# Records provided
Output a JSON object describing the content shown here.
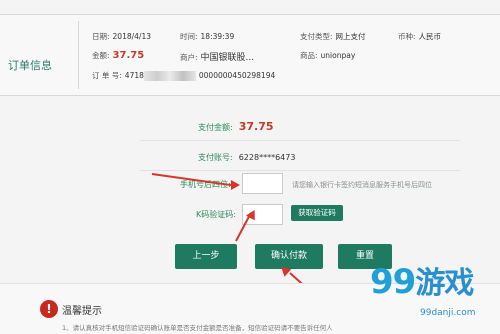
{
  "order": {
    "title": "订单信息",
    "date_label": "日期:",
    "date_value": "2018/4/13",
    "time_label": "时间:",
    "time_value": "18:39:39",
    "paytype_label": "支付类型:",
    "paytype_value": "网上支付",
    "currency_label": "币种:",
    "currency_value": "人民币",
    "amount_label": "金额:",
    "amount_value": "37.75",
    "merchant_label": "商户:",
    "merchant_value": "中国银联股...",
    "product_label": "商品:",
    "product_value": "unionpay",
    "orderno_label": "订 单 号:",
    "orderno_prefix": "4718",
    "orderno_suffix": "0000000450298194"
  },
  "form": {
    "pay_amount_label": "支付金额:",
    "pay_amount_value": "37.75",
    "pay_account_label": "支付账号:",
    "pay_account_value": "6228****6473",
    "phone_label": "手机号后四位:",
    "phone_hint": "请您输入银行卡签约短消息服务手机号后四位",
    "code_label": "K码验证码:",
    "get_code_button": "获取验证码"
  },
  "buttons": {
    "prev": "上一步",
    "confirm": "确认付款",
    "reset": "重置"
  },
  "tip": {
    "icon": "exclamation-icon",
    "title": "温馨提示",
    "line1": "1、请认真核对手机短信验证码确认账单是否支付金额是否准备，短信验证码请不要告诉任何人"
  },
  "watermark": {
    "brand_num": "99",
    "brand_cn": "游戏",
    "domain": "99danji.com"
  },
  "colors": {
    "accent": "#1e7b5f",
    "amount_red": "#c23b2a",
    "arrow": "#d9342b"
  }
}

==

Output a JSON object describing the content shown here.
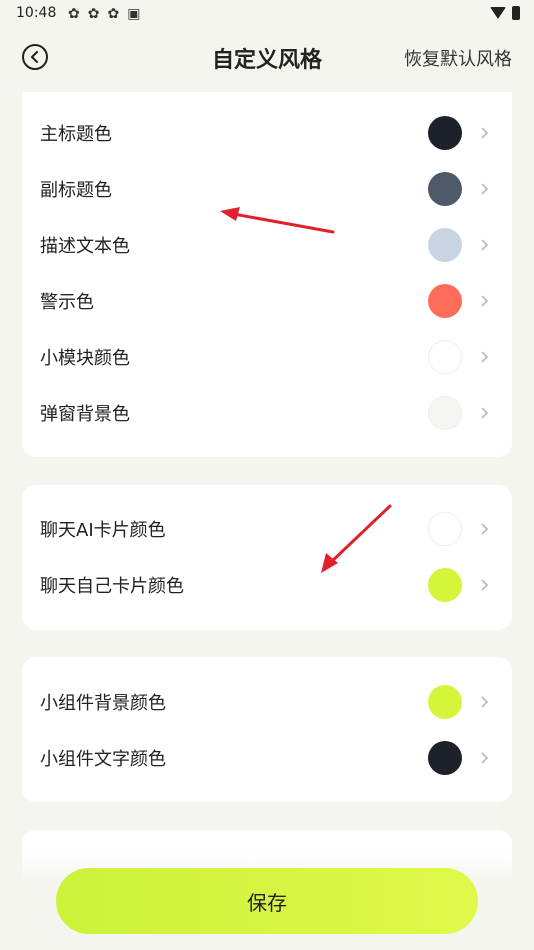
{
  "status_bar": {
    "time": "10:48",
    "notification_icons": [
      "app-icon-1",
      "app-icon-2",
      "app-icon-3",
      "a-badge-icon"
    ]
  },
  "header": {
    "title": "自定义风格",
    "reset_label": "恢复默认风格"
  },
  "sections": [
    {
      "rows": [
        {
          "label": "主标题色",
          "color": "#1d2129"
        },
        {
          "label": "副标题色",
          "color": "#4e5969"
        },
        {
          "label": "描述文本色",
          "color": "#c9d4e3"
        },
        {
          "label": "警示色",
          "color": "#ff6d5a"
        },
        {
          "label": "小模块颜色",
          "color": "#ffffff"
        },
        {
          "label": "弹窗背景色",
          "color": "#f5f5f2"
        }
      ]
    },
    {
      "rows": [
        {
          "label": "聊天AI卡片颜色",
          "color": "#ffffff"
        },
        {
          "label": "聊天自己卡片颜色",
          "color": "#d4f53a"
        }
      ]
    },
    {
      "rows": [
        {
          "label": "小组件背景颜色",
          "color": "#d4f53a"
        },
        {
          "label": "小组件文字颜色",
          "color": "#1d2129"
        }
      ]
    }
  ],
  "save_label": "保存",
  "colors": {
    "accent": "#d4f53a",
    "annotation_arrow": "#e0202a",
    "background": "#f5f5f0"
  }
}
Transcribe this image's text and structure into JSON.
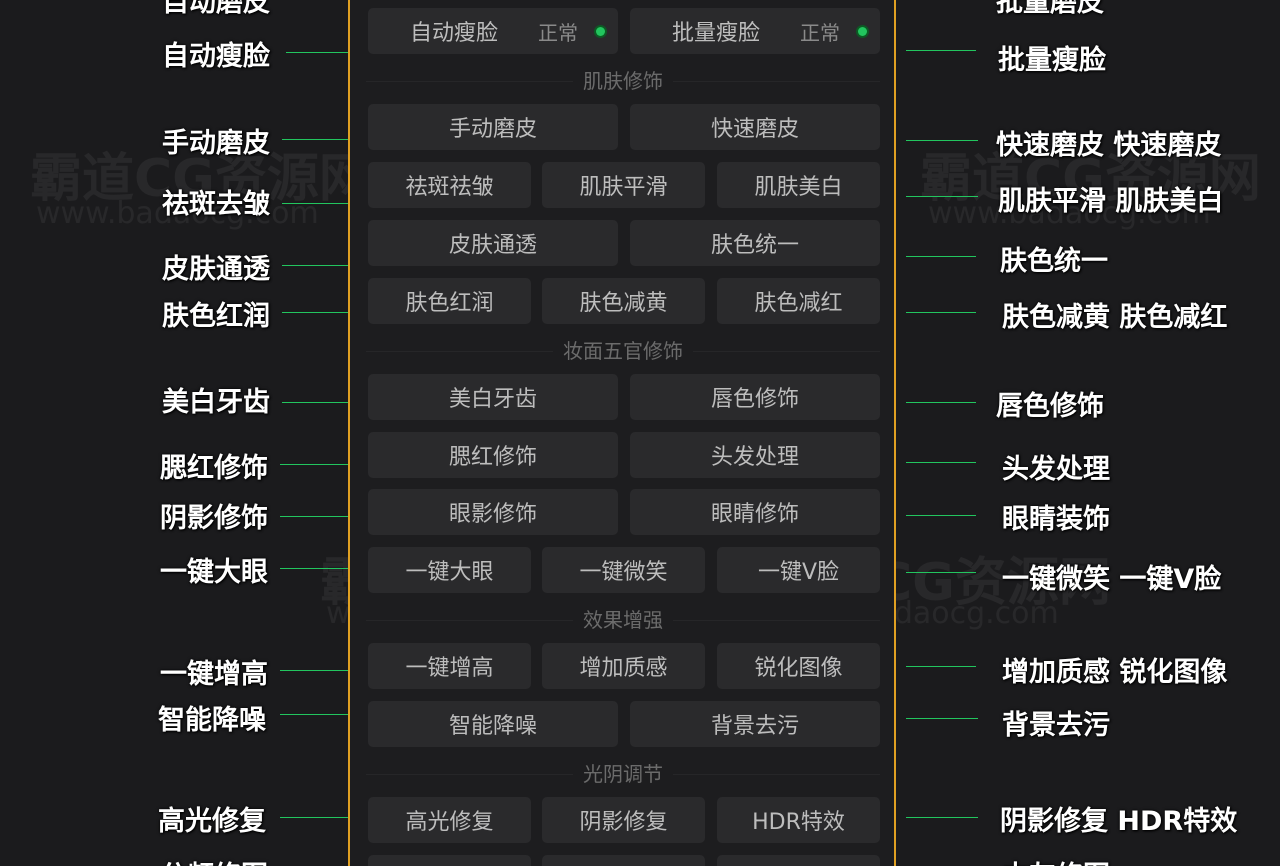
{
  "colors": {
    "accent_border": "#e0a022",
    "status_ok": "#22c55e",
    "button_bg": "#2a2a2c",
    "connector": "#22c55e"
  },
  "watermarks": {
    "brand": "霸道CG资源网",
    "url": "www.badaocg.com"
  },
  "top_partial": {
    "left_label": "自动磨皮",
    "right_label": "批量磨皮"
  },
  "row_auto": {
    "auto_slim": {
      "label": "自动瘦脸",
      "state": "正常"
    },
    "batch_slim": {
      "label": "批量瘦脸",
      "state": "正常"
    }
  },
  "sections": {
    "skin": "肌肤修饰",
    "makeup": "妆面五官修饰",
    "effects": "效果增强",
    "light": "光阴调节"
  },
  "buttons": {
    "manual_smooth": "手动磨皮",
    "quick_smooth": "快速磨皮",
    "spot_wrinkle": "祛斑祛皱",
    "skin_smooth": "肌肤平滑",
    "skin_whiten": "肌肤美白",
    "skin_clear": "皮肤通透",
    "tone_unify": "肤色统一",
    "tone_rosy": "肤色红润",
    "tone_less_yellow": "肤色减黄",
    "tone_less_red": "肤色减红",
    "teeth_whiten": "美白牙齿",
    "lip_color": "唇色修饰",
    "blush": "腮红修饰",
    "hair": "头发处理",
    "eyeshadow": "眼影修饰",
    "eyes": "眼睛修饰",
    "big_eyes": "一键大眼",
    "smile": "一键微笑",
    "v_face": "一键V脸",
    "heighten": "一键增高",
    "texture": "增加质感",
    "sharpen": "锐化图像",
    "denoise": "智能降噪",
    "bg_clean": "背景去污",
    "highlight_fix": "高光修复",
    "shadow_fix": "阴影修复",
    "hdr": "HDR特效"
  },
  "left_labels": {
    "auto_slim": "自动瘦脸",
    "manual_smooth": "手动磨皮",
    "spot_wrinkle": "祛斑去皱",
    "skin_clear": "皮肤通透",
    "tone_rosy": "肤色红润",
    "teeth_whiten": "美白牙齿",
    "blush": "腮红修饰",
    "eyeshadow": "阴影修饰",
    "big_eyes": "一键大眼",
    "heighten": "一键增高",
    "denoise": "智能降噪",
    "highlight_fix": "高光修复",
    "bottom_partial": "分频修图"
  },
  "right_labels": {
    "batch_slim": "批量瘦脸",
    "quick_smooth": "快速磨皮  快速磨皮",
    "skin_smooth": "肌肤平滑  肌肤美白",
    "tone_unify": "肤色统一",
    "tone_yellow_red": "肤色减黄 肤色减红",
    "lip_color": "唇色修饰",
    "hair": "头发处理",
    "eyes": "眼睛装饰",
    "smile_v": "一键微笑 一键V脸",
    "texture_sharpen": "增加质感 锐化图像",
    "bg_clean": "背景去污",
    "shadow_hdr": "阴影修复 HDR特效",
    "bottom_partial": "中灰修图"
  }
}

# Task details
Which lines include the word "肤色减红"? List them all.

# Correct output
    "tone_less_red": "肤色减红",
    "tone_yellow_red": "肤色减黄 肤色减红",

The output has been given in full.